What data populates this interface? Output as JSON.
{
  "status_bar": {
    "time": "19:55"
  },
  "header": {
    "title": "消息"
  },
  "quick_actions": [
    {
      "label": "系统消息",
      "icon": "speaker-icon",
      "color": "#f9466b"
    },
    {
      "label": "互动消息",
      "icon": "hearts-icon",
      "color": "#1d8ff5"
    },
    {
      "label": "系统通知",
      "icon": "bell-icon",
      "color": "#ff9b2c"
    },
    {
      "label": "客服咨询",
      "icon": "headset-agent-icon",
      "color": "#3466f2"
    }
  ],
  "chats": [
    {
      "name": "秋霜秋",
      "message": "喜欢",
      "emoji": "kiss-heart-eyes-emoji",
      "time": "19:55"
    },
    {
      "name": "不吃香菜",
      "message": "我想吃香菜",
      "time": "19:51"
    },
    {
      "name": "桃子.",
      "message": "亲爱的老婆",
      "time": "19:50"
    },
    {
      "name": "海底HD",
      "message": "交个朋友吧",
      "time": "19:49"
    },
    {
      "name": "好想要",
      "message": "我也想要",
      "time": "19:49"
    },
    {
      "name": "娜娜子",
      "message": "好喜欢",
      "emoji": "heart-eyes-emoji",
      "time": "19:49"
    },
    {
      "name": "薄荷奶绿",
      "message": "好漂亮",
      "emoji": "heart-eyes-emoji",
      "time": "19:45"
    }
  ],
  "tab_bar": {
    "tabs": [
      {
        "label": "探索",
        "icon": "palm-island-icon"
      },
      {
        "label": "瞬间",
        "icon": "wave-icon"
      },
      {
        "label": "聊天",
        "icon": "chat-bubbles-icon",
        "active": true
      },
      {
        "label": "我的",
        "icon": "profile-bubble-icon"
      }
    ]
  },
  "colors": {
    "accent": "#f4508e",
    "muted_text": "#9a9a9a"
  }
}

SHORT TASK:
Copy out the full listing exactly.

THE OUTPUT:
What data populates this interface? Output as JSON.
{
  "status_bar": {
    "time": "19:55"
  },
  "header": {
    "title": "消息"
  },
  "quick_actions": [
    {
      "label": "系统消息",
      "icon": "speaker-icon",
      "color": "#f9466b"
    },
    {
      "label": "互动消息",
      "icon": "hearts-icon",
      "color": "#1d8ff5"
    },
    {
      "label": "系统通知",
      "icon": "bell-icon",
      "color": "#ff9b2c"
    },
    {
      "label": "客服咨询",
      "icon": "headset-agent-icon",
      "color": "#3466f2"
    }
  ],
  "chats": [
    {
      "name": "秋霜秋",
      "message": "喜欢",
      "emoji": "kiss-heart-eyes-emoji",
      "time": "19:55"
    },
    {
      "name": "不吃香菜",
      "message": "我想吃香菜",
      "time": "19:51"
    },
    {
      "name": "桃子.",
      "message": "亲爱的老婆",
      "time": "19:50"
    },
    {
      "name": "海底HD",
      "message": "交个朋友吧",
      "time": "19:49"
    },
    {
      "name": "好想要",
      "message": "我也想要",
      "time": "19:49"
    },
    {
      "name": "娜娜子",
      "message": "好喜欢",
      "emoji": "heart-eyes-emoji",
      "time": "19:49"
    },
    {
      "name": "薄荷奶绿",
      "message": "好漂亮",
      "emoji": "heart-eyes-emoji",
      "time": "19:45"
    }
  ],
  "tab_bar": {
    "tabs": [
      {
        "label": "探索",
        "icon": "palm-island-icon"
      },
      {
        "label": "瞬间",
        "icon": "wave-icon"
      },
      {
        "label": "聊天",
        "icon": "chat-bubbles-icon",
        "active": true
      },
      {
        "label": "我的",
        "icon": "profile-bubble-icon"
      }
    ]
  },
  "colors": {
    "accent": "#f4508e",
    "muted_text": "#9a9a9a"
  }
}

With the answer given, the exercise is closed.